• **EXERCISE PROMPT**
Gather all lines containing the string "true" and copy them out.

------ MATERIAL SUPPLIED

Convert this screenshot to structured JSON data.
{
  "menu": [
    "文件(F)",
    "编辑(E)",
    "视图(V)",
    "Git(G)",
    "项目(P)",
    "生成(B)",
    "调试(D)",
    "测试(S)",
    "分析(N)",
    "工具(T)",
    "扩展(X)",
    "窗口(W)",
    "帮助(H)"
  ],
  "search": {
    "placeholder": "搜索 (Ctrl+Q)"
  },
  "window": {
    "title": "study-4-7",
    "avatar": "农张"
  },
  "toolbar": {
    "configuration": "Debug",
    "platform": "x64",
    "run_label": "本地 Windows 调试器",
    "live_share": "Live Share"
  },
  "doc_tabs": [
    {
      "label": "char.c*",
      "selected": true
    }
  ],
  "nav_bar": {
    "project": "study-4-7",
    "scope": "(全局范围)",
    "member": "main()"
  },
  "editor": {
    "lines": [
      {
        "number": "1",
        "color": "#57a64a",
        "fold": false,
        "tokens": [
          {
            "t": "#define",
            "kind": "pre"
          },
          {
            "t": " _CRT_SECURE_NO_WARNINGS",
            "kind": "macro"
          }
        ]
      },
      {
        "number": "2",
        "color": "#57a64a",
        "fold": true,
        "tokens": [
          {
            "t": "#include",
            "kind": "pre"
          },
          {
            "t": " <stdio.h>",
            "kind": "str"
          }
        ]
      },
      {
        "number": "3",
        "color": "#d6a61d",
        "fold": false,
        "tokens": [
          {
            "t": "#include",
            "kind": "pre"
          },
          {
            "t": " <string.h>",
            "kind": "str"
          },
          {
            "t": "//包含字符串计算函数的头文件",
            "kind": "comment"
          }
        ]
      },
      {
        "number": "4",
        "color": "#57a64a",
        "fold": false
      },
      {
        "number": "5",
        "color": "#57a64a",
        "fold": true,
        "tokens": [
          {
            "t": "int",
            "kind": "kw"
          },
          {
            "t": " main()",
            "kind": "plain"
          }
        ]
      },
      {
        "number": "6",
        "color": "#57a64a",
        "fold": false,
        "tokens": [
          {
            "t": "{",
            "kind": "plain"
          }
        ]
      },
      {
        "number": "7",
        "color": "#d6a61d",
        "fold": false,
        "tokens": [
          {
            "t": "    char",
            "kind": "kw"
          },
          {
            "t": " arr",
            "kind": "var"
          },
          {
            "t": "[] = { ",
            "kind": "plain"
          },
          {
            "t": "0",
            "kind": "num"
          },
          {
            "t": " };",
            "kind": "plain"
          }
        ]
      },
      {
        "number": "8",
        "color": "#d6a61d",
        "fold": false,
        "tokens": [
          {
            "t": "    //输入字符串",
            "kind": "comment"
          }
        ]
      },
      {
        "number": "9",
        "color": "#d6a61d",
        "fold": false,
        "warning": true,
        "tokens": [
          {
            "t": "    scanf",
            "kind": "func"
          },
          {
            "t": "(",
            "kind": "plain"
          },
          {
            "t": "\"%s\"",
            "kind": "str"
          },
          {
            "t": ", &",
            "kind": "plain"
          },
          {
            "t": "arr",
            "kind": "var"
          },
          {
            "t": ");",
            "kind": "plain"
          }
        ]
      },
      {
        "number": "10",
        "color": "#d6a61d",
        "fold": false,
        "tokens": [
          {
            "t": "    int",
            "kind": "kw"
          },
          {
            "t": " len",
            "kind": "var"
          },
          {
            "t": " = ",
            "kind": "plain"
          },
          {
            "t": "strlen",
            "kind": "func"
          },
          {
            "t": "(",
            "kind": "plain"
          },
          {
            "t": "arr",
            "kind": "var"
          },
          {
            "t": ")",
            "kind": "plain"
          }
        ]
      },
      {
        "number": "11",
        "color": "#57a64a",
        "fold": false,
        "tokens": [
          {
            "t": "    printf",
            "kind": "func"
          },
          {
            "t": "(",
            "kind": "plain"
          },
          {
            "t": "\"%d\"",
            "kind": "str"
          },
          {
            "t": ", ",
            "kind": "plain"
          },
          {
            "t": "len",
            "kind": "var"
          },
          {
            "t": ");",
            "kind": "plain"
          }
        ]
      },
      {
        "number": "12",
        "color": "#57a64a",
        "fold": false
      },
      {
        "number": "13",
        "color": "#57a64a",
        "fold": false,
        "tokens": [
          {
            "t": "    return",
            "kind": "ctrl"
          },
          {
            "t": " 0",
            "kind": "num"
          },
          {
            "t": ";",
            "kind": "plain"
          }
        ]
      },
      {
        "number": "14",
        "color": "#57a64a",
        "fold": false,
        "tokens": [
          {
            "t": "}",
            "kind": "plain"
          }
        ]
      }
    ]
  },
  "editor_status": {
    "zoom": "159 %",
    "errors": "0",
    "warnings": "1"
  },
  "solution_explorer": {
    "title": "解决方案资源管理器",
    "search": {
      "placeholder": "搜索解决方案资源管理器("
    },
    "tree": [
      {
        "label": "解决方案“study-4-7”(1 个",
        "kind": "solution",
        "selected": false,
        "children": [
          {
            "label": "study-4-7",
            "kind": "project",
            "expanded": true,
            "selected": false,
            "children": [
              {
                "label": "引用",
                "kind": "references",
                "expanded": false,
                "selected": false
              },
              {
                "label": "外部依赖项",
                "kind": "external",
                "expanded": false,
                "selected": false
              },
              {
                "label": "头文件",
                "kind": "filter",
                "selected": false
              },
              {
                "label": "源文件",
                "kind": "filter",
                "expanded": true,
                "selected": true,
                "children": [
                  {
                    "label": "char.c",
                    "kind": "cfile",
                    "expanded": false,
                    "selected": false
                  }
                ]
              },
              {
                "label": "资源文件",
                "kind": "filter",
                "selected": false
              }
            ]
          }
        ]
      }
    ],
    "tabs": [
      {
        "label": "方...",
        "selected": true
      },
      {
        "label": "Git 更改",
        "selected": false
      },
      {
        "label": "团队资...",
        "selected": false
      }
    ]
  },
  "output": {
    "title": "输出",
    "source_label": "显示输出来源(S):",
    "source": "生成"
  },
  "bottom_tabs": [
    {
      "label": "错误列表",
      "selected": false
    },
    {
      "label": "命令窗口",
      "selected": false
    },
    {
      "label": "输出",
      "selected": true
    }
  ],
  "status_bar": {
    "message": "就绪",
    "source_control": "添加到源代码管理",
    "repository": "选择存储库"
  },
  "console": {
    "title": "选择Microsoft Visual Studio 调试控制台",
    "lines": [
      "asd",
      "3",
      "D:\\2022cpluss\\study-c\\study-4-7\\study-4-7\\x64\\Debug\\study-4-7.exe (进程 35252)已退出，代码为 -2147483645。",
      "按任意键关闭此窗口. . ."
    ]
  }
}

------------
------ MATERIAL SUPPLIED

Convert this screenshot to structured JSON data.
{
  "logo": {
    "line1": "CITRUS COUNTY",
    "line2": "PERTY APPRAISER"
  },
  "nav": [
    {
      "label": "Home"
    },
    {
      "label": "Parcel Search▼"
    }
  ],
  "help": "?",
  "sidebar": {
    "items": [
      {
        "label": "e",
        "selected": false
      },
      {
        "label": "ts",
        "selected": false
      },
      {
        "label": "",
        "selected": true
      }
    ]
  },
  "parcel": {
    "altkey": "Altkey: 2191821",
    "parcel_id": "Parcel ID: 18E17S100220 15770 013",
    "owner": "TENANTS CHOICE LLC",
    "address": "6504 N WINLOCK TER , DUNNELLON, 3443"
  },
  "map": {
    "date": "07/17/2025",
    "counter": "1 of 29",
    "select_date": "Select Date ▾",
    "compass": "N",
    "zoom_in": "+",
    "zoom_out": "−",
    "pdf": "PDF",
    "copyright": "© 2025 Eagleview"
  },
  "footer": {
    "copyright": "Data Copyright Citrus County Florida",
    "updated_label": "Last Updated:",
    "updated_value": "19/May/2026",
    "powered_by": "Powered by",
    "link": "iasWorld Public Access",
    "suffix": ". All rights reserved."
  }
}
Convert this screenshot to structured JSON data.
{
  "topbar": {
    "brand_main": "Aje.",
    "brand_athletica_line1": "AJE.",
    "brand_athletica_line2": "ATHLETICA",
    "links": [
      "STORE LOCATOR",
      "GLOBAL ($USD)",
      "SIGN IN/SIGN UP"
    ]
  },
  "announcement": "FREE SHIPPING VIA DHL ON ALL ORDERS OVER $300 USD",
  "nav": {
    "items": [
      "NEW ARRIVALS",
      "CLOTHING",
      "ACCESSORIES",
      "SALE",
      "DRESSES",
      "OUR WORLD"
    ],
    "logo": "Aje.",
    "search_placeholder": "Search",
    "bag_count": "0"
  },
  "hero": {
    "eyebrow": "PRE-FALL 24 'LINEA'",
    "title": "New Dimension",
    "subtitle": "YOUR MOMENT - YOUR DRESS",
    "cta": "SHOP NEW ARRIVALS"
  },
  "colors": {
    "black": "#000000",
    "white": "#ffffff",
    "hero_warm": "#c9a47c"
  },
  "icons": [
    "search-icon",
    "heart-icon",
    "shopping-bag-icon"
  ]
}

------------

• **SOLUTION TO THE PROBLEM**
      "selected": true
        "fold": true,
        "fold": true,
        "warning": true,
            "expanded": true,
                "expanded": true,
                "selected": true,
        "selected": true
      "selected": true
        "selected": true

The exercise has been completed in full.